Task brief
Write down each entry again, exactly as it reads.

┌────────

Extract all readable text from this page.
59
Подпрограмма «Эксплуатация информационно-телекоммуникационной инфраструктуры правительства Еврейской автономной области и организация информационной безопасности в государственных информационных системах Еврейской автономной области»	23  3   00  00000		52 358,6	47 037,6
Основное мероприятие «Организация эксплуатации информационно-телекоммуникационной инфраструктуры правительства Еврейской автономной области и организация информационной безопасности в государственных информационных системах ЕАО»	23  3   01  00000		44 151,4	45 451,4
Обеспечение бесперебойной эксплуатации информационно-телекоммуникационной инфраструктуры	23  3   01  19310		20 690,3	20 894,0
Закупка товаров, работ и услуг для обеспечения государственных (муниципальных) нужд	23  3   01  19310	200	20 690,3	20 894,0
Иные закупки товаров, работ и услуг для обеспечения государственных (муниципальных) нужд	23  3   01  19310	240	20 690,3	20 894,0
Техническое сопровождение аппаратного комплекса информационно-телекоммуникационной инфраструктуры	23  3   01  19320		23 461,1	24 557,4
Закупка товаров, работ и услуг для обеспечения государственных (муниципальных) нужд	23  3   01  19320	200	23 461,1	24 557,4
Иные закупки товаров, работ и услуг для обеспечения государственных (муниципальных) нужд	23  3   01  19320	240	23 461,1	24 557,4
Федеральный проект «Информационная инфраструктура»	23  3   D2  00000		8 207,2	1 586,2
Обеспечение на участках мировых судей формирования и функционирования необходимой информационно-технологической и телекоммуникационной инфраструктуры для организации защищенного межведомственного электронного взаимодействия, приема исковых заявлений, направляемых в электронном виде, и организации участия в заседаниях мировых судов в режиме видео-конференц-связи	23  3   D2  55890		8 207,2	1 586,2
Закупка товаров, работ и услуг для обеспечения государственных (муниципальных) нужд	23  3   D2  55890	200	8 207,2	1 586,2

└────────

Result
Extract all readable text from this page.
59
Подпрограмма «Эксплуатация информационно-телекоммуникационной инфраструктуры правительства Еврейской автономной области и организация информационной безопасности в государственных информационных системах Еврейской автономной области»	23  3   00  00000		52 358,6	47 037,6
Основное мероприятие «Организация эксплуатации информационно-телекоммуникационной инфраструктуры правительства Еврейской автономной области и организация информационной безопасности в государственных информационных системах ЕАО»	23  3   01  00000		44 151,4	45 451,4
Обеспечение бесперебойной эксплуатации информационно-телекоммуникационной инфраструктуры	23  3   01  19310		20 690,3	20 894,0
Закупка товаров, работ и услуг для обеспечения государственных (муниципальных) нужд	23  3   01  19310	200	20 690,3	20 894,0
Иные закупки товаров, работ и услуг для обеспечения государственных (муниципальных) нужд	23  3   01  19310	240	20 690,3	20 894,0
Техническое сопровождение аппаратного комплекса информационно-телекоммуникационной инфраструктуры	23  3   01  19320		23 461,1	24 557,4
Закупка товаров, работ и услуг для обеспечения государственных (муниципальных) нужд	23  3   01  19320	200	23 461,1	24 557,4
Иные закупки товаров, работ и услуг для обеспечения государственных (муниципальных) нужд	23  3   01  19320	240	23 461,1	24 557,4
Федеральный проект «Информационная инфраструктура»	23  3   D2  00000		8 207,2	1 586,2
Обеспечение на участках мировых судей формирования и функционирования необходимой информационно-технологической и телекоммуникационной инфраструктуры для организации защищенного межведомственного электронного взаимодействия, приема исковых заявлений, направляемых в электронном виде, и организации участия в заседаниях мировых судов в режиме видео-конференц-связи	23  3   D2  55890		8 207,2	1 586,2
Закупка товаров, работ и услуг для обеспечения государственных (муниципальных) нужд	23  3   D2  55890	200	8 207,2	1 586,2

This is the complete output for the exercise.